== MATERIAL

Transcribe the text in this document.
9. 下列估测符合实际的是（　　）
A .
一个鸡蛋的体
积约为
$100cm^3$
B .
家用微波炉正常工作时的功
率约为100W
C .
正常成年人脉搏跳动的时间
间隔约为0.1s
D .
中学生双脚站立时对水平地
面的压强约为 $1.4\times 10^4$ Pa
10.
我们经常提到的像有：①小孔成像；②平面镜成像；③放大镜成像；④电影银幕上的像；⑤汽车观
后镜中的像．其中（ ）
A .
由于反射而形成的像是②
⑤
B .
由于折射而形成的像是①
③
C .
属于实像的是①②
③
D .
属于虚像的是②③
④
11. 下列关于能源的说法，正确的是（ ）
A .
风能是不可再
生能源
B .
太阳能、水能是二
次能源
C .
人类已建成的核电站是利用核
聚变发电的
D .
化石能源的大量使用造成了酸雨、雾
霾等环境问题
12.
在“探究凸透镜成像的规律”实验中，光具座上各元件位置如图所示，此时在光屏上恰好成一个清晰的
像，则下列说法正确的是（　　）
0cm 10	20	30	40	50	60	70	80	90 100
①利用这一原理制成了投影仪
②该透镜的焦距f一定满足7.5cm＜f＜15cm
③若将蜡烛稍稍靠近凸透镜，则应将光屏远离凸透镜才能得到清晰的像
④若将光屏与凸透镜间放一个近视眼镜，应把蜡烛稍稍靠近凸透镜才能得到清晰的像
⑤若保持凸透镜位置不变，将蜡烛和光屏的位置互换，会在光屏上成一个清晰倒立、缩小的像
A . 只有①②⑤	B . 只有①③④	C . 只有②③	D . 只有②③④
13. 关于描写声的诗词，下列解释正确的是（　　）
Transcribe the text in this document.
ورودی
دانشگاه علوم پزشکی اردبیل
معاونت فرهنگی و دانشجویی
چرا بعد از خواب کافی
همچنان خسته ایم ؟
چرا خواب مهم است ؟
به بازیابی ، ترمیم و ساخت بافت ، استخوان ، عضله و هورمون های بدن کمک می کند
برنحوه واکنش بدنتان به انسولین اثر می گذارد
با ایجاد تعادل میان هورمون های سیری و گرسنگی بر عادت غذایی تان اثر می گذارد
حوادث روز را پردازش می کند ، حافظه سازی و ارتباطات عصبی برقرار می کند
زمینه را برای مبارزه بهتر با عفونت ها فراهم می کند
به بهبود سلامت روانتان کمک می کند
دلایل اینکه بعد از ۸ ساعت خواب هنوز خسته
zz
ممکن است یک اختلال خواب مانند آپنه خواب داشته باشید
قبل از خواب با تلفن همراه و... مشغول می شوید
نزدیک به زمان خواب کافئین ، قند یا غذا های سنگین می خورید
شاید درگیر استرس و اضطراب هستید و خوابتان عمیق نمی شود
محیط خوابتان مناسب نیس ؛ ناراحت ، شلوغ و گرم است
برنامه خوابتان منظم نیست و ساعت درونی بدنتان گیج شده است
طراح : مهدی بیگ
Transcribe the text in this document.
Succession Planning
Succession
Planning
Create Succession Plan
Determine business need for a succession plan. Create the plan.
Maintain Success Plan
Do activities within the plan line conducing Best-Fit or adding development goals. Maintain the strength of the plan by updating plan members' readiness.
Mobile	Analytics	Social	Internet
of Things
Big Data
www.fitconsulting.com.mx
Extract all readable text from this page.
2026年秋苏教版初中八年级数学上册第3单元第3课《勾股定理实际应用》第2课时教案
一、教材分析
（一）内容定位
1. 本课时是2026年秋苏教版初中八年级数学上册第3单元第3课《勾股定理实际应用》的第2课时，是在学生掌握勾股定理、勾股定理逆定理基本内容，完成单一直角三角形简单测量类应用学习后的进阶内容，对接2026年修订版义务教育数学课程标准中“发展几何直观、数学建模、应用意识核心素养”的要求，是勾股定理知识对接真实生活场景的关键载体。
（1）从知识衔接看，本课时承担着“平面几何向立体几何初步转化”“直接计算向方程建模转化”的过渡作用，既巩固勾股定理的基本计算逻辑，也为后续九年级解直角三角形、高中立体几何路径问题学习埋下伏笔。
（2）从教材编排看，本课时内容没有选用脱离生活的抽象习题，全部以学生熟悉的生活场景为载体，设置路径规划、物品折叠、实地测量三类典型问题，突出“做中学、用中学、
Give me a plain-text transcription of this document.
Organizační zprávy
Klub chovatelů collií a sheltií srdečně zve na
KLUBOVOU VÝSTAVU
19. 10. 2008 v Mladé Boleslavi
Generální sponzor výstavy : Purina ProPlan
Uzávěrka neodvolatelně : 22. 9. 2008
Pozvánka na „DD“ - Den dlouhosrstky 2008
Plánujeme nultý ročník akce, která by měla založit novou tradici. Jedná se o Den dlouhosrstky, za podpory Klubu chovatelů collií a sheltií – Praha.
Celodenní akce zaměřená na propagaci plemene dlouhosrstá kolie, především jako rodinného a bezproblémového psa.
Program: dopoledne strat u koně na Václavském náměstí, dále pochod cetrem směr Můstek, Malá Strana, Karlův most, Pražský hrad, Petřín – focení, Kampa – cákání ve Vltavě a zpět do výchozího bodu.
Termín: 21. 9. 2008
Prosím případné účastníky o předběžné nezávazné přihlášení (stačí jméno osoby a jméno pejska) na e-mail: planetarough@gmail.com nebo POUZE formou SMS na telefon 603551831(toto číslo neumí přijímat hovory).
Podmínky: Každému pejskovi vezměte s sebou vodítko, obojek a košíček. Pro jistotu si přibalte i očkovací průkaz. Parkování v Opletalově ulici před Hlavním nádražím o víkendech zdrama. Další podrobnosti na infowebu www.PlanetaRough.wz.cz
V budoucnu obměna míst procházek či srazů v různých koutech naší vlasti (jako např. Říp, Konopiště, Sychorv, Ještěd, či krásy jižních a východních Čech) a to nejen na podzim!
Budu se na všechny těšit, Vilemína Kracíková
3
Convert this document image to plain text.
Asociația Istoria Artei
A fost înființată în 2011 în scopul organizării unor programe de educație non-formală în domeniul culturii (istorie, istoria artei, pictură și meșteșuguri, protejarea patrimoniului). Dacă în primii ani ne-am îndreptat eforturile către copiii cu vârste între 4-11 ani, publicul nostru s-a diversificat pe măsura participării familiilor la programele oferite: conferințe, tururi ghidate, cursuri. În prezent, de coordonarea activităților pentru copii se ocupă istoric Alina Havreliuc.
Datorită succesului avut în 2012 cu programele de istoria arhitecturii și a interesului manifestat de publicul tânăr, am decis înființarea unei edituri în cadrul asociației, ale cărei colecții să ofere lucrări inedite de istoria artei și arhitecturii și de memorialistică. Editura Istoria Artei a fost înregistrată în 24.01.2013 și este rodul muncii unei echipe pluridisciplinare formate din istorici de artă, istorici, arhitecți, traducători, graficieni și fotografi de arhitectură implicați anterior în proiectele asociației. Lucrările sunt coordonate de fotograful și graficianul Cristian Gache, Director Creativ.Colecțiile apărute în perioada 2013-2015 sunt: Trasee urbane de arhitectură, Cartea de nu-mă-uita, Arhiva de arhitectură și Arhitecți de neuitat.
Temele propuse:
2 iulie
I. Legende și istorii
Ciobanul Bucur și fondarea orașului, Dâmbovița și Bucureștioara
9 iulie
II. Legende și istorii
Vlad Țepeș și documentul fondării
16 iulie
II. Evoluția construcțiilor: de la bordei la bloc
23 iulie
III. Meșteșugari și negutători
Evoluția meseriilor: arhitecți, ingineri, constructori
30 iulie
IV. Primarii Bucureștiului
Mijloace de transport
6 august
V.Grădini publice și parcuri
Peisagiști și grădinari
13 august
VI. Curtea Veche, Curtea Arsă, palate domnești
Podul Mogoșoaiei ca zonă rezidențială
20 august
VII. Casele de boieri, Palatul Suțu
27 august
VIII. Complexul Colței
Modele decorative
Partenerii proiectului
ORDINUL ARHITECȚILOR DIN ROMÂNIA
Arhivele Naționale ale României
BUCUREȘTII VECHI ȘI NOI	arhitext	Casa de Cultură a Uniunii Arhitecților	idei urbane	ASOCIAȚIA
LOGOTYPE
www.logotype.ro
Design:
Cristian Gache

====

§ **THE EXERCISE**: Pick out, from the lines above, every one that contains the string "Maintain".

§ **THE COMPLETED TASK**:
Maintain Success Plan
Do activities within the plan line conducing Best-Fit or adding development goals. Maintain the strength of the plan by updating plan members' readiness.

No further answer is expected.